**Kutipan dokumen**
....................
Festival Danau Poso, Asa Merajut Kembali Persaudaraan


PADA 5 Desember 2007 lalu, saya bersama juru kamera RCTI Upik Nyonk, koresponden Global TV Iwan Lapasere, juru kamera Metro TV Harry Laturadja dan reporter KBR 68H Erna Dwi Lidiawati berangkat ke Poso, Sulawesi Tengah. Pukul 22.00 Waktu Indonesia Tengah kami bertolak dari Palu. Perjalanannya santai. Pukul 03.00 WITA barulah kami tiba di Poso.

Sepanjang jalan suasana tenang sudah mulai terasa. Tidak ada lagi Polisi garang yang berjaga dengan senjata laras panjang di tangan menghentikan mobil dan memeriksa penumpangnya. Meski pos-pos pengamanan masih berdiri sepanjang jalan menuju ke Poso.

Perjalanan saya ke Poso kali ini adalah yang kesekian kalinya sejak konflik sosial mengharubiru kabupaten penghasil kayu mewah Ebony itu pada 1998. Kali ini, saya hendak meliput Festival Danau Poso. Akronimnya FDP.

Ya, FDP. Kata itu seperti mantera yang mengingatkan orang bahwa di Poso dahulu masyarakatnya saling berjabatan tangan dan hati dengan erat. Namun kemudian konflik
Sembilan tahun lamanya FDP terhenti akibat konflik, yang membuat persaudaraan antara komunitas berbeda keyakinan terkoyak.

Festival ini pertama kali digelar di Kota Tentena oleh Dinas Pariwisata pada 1989 untuk mempromosikan keragaman budaya Sulawesi Tengah. Festival yang saban tahun digelar ini terhenti pada 1997 akibat konflik sosial yang melanda poso.

Dinas Pariwisata berharap digelarnya lagi Festival ini bisa mengabarkan kepada dunia, bahwa Poso sudah aman untuk dikunjungi para wisatawan asing maupun domestik. Festival ini dihelat sejak 6 desember hingga 10 Desember.

“Kita harus mampu memproklamirkan kepada dunia nasional dan internasional bahwa inilah Poso kini. Kami akan memadamkan bara api yang pernah menyala melalui kearifan lokal yang terwariskan secara turun temurun. Jadi bantu kami,” kata Jethan Towakit, Wakil Kepala Dinas Pariwisata Sulteng.

To Wana Bawa Damai
Di tepian Danau Poso, 57 kilometer arah tenggara Kota Poso ajang budaya seperti lomba perahu hias, perahu dayung dan pagelaran seni tradisional dari beberapa kabupaten dan kota di Sulawesi Tengah digelar selama FDP.

Salah satunya adalah pagelaran tradisi yang ditampilkan Suku Wana, dari Morowali. Mereka tampil memukau hati.

Mereka menyuguhkan tradisi Dendelu dan Salonde, sebuah tradisi menyambut tamu di mana para perempuannya menyuguhkan pinang dan sirih untuk menginang. Lalu para lelaki menyambut para tamu yang datang itu dengan tarian. Ada pula suguhan tradisi Momago, ritual pengobatan tradisional yang dilakukan oleh para tetua adatnya.
....................
**Data yang ditampilkan**
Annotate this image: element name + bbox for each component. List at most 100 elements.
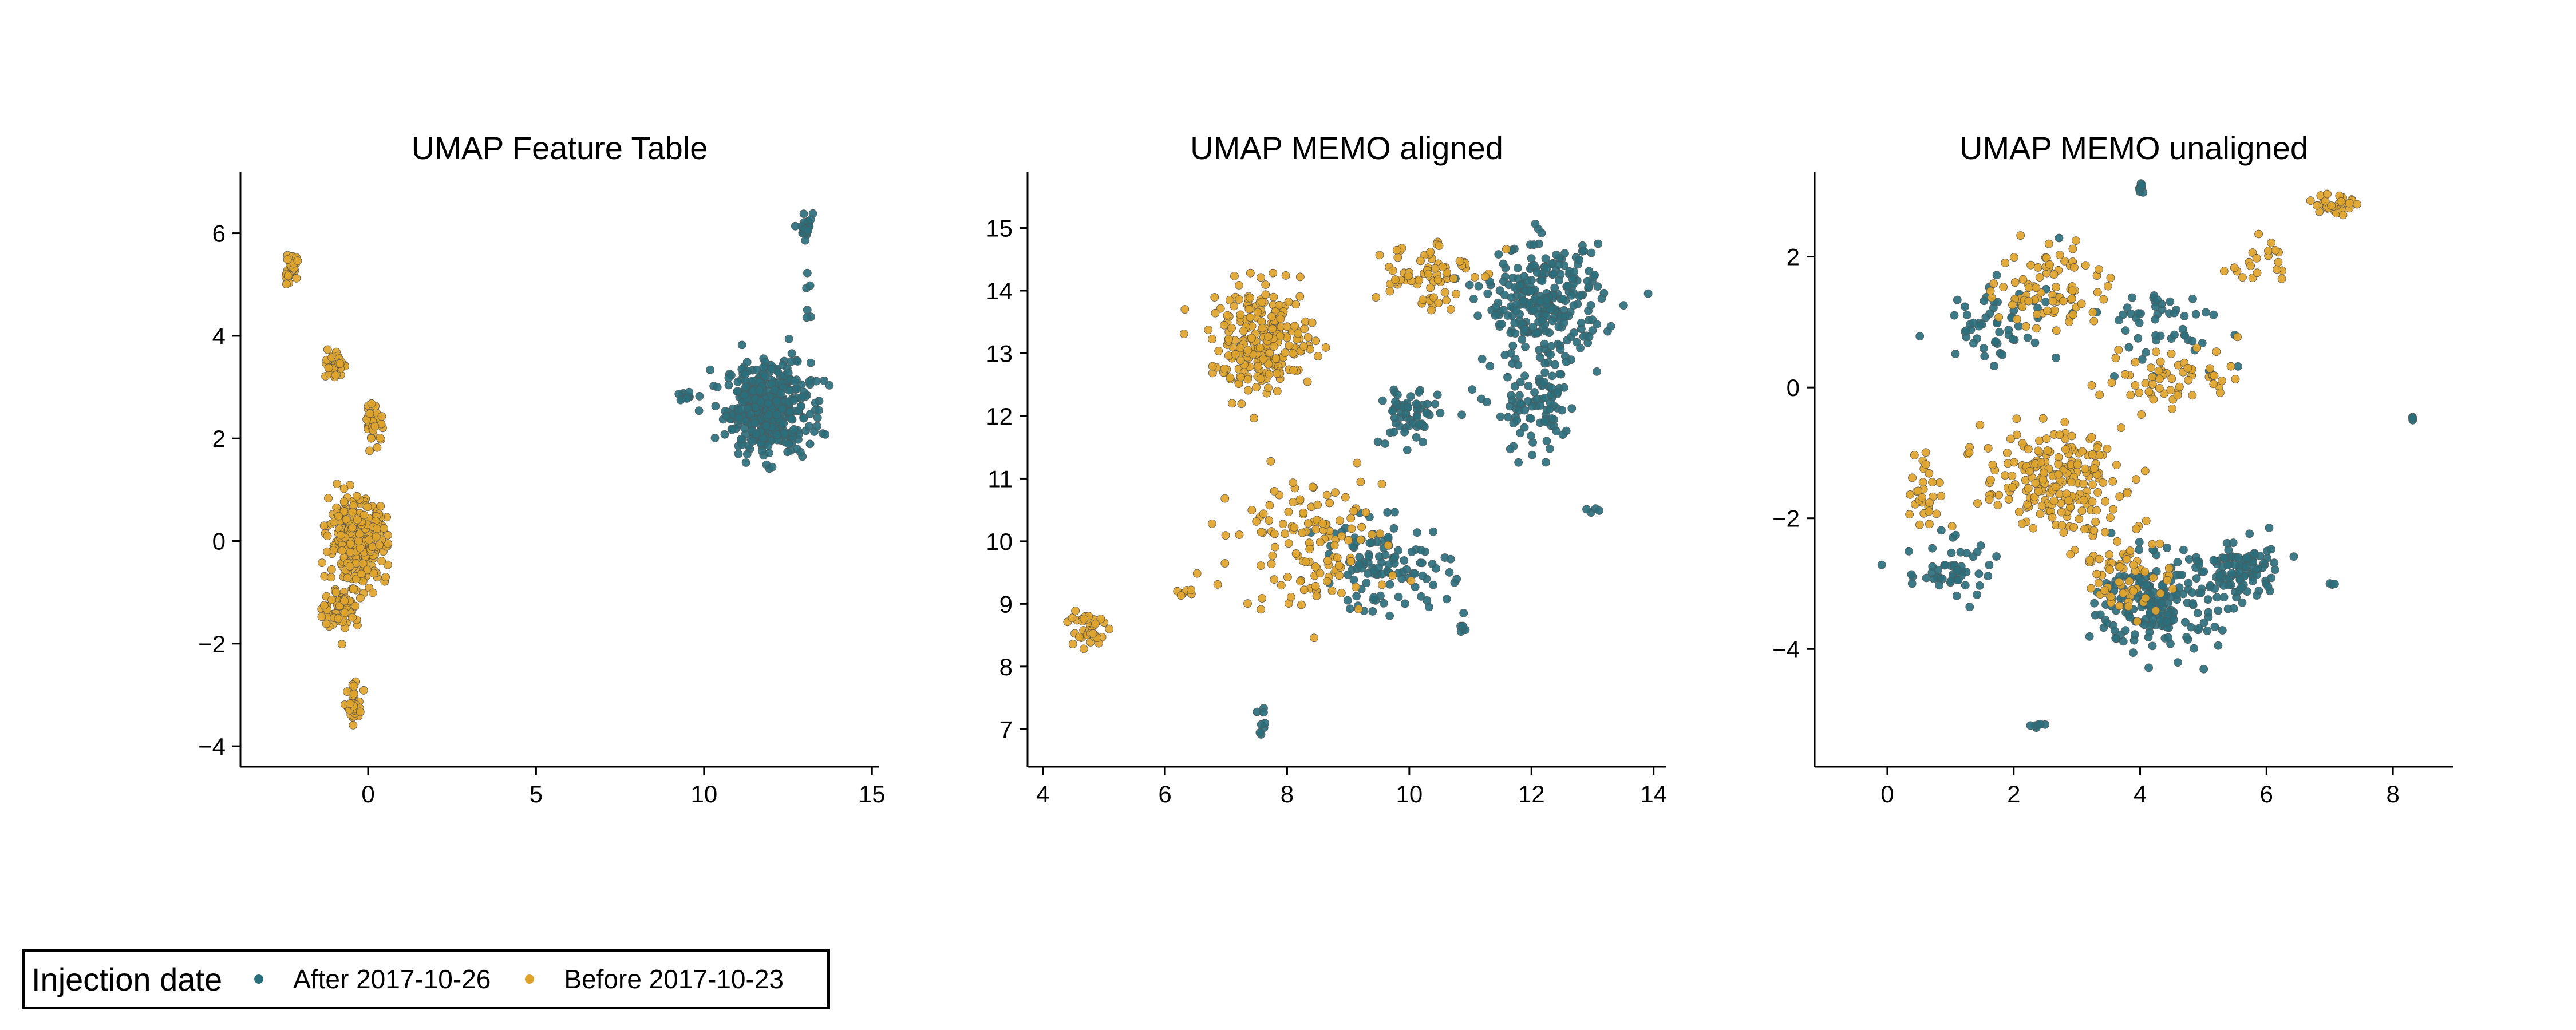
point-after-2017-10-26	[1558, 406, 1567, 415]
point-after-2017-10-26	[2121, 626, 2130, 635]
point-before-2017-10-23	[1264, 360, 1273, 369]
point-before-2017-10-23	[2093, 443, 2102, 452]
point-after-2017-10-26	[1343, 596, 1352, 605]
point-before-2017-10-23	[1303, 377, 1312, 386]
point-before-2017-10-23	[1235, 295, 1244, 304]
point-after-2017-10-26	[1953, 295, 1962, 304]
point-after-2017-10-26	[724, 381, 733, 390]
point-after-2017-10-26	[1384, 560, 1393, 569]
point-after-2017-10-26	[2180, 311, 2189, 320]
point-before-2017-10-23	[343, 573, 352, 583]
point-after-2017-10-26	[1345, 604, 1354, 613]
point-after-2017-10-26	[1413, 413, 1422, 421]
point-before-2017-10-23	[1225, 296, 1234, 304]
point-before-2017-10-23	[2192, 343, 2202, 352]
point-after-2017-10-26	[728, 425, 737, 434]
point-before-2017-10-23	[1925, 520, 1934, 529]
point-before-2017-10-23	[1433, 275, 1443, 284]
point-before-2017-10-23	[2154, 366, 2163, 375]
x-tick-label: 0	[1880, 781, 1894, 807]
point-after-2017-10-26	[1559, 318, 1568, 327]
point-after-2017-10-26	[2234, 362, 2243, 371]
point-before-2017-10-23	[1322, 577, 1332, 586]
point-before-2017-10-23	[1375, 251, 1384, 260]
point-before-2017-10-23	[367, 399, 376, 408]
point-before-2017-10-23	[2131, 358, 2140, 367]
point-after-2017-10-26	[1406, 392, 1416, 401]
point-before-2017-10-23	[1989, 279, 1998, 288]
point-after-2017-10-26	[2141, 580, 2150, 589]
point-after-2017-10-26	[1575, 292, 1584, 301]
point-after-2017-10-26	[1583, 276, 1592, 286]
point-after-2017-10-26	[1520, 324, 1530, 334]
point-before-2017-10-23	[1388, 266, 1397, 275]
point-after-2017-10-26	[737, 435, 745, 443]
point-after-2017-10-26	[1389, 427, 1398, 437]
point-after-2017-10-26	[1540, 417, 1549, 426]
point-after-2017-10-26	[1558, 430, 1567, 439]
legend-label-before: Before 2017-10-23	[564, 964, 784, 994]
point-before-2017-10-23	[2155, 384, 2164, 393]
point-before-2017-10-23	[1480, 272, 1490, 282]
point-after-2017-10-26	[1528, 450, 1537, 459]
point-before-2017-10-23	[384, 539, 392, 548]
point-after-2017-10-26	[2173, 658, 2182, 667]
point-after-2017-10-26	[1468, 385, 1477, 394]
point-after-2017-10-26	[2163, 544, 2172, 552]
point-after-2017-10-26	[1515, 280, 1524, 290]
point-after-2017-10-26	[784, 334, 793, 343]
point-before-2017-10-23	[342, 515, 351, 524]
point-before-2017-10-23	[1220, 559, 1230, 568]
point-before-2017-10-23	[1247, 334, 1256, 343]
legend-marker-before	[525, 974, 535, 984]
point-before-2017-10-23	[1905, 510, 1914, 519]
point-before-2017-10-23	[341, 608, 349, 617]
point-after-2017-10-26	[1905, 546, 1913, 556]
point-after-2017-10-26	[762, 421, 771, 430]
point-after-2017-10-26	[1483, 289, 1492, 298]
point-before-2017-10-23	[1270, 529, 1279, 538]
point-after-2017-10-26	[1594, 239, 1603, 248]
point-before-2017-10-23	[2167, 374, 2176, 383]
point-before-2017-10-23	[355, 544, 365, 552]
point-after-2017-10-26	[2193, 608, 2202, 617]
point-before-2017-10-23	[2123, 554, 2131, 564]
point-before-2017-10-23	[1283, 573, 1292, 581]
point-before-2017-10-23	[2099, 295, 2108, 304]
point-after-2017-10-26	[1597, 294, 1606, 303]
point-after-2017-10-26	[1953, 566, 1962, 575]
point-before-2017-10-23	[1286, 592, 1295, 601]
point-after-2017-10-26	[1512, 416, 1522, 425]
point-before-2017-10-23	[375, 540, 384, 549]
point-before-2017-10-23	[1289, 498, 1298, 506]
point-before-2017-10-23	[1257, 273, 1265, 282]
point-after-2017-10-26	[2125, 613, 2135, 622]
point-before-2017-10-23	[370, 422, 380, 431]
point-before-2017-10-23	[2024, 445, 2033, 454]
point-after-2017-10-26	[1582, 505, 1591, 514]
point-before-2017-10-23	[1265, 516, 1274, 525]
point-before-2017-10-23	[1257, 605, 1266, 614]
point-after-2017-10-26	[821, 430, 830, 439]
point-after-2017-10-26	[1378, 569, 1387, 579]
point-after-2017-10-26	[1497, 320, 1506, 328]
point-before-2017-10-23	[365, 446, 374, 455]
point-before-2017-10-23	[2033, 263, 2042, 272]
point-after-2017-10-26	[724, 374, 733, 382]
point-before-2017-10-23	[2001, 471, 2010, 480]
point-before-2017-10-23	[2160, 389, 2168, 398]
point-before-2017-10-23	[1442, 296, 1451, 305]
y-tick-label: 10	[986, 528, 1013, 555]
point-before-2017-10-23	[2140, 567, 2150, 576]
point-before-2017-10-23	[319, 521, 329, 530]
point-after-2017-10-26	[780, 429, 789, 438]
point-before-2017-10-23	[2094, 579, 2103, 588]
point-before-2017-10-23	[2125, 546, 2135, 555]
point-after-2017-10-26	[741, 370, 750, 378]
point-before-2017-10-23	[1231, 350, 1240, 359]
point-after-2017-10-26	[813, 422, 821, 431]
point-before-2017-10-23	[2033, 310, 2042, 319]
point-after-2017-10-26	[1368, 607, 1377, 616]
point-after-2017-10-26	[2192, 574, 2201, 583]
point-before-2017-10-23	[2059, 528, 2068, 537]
....................
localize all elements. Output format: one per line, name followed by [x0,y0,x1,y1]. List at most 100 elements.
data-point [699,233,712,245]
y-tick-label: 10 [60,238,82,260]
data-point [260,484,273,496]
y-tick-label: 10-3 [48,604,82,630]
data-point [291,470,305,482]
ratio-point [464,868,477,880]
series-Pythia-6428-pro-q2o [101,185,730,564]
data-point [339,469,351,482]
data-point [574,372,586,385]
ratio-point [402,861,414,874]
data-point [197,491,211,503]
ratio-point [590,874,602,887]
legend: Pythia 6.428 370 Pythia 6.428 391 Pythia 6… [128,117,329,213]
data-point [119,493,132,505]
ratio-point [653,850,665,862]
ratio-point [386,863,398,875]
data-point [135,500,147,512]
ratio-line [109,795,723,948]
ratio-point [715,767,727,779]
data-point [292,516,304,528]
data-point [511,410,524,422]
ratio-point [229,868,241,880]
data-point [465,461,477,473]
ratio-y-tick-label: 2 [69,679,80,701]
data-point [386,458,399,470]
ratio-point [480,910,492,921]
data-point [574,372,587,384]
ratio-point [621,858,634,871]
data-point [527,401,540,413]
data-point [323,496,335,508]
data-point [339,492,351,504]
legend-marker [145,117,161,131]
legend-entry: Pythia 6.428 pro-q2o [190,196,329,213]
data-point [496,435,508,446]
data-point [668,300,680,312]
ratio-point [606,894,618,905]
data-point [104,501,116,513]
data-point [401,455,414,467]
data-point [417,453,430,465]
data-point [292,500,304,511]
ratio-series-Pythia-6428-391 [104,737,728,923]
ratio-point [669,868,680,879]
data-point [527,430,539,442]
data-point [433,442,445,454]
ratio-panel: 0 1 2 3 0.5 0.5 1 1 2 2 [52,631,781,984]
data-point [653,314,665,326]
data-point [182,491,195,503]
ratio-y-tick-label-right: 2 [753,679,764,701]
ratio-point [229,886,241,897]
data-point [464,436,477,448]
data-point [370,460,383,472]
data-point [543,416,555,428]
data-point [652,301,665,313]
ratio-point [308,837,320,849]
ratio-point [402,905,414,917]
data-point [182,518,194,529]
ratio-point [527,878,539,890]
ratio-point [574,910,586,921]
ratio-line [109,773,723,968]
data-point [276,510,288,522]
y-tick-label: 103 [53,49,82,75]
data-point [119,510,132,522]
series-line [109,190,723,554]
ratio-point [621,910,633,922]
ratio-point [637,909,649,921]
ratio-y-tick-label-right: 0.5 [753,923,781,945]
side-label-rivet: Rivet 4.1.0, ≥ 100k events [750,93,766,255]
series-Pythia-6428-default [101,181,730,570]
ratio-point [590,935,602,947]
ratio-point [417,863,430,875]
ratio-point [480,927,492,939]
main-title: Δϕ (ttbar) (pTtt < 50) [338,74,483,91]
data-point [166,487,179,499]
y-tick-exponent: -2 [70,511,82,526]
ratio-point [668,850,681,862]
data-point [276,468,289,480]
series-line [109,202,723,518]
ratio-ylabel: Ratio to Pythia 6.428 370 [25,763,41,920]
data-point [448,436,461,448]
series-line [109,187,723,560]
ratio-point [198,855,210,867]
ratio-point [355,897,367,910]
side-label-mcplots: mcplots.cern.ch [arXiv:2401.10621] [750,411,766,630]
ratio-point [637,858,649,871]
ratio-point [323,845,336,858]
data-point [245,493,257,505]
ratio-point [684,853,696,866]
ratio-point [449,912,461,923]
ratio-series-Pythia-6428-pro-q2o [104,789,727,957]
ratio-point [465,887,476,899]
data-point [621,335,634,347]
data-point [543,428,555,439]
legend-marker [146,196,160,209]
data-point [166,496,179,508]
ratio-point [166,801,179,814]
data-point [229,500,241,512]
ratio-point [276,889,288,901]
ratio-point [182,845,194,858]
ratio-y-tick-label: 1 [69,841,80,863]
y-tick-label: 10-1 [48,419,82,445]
....................
**Tujuan tugas A**
Sebutkan semua orang yang berangkat bersama penulis ke Poso menurut tulisan tentang Festival Danau Poso, lengkap dengan jabatan dan medianya.
**Tujuan tugas B**
Jawab pertanyaan berikut berdasarkan tulisan tentang Festival Danau Poso:
(i) Pada tahun berapa dan di kota mana festival ini pertama kali digelar?
(ii) Berapa jarak tepian Danau Poso dari Kota Poso, dan ke arah mana?
(iii) Apa jabatan Jethan Towakit?
**Tujuan tugas C**
Teruskan tulisan tentang Festival Danau Poso mulai dari kalimat terakhirnya.

**Jawaban A**
- Upik Nyonk, juru kamera RCTI
- Iwan Lapasere, koresponden Global TV
- Harry Laturadja, juru kamera Metro TV
- Erna Dwi Lidiawati, reporter KBR 68H

**Jawaban B**
(i) Tahun 1989, di Kota Tentena.
(ii) 57 kilometer, ke arah tenggara.
(iii) Wakil Kepala Dinas Pariwisata Sulteng.

**Jawaban C**
Nilai-nilai kekeluargaan begitu terasa. Gotong royong, kebersamaan dan saling memahami peran antara lelaki sebagai kepala rumah tangga dan perempuan sebagai ibu mewujud dalam interaksi mereka saat Dendelu dan Momago. To Wana membawa damai ke Poso yang penuh bara api di tahun-tahun sebelumnya.

Tidak hanya warga setempat yang kagum menyaksikan suguhan tradisi suku Wana itu, Manuela, warga Negara Jerman pun terkesima.

“Indah, sungguh indah. Itu cantik. Ini kali pertama saya di Sulawesi dan saya melihatnya pula untuk pertama kali. Saya pikir itu sangat baik dan oke,”

Festival ini memang seperti terlahir kembali setelah lama mati suri. Karenanya suasananya menjadi terasa berbeda dengan festival di tahun-tahun sebelumnya. Dulunya, suku-suku pedalaman bahkan mau turun gunung untuk menyaksikan pentas budaya ini. Mereka bahkan rela tidur di teras-teras rumah penduduk setempat. Pemandangan itulah yang kini hilang.

Rinaldy Damanik, pendeta dan salah seorang peserta Festival sebelumnya menyampaikan perasaan hatinya.

“Saat itu, semua orang punya hubungan baik dengan semuanya. Tidak ada perkelahian. Ada lomba-loma, ada yang menang, ada yang kalah. Itu biasa aja. Itu menarik sekali, itu yang kita rindukan, seperti dulu. Saling mendukung, saling mengsupport. Tidak ada caci maki, yang banyak itu tepuk tangan dan jabat tangan,” ungkap Damanik.

Semua warga berharap festival ini bisa kembali mempererat tali persaudaraan. Seperti harapan Matatias Konda, salah seorang warga tentena.

“Dengan adanya festival ini, kami merasa rasa persaudaraan itu sangat erat. Di sinilah tempat kami mencurahkan segala kegembiraan kami kepada teman-teman yang tidak kami rasakan lagi hal-hal seperti ini,” sebut Matatias.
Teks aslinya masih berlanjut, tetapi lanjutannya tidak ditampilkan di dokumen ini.